**Exercise prompt**
Filter for the word "forecasting" and keep each matching line.

**Dataset records**
========================================

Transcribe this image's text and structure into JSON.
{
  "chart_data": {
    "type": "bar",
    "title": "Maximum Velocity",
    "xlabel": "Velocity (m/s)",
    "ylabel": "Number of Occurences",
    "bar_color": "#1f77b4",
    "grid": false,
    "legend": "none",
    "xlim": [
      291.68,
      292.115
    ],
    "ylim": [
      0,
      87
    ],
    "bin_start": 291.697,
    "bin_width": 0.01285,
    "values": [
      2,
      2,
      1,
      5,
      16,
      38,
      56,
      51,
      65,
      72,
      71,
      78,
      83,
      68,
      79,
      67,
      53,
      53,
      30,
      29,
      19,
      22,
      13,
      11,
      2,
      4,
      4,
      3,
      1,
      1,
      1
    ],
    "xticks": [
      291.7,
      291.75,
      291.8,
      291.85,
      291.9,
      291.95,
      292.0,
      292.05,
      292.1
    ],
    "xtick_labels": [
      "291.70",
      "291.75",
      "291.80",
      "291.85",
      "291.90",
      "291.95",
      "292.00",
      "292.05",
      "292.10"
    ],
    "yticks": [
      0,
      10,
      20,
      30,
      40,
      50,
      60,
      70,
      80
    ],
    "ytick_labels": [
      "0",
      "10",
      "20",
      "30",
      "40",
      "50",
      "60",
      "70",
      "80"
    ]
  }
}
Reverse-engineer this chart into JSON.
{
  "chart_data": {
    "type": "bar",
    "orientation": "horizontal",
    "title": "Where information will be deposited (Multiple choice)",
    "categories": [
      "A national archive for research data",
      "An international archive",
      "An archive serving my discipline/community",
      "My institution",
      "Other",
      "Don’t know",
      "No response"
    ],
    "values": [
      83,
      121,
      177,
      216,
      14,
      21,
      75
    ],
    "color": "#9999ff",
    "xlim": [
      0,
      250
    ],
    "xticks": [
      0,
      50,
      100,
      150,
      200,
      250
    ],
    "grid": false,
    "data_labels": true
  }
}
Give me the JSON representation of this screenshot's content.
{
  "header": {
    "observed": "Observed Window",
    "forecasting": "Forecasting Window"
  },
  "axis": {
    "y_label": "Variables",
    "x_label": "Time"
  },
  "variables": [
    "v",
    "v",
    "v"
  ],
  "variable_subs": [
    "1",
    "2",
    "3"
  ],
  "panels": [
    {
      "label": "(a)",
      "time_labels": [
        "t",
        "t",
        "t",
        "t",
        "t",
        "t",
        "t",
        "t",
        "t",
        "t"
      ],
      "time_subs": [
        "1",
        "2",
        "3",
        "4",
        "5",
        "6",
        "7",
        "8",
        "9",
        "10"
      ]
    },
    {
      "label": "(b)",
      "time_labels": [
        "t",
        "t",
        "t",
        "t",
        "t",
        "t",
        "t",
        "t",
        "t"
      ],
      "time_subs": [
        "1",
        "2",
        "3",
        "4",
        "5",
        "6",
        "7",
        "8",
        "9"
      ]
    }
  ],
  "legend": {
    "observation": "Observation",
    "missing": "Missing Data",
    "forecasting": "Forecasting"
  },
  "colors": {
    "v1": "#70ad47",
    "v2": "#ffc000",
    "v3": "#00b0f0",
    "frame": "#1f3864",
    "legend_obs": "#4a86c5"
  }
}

========================================

**Output of the task**
    "forecasting": "Forecasting Window"
    "forecasting": "Forecasting"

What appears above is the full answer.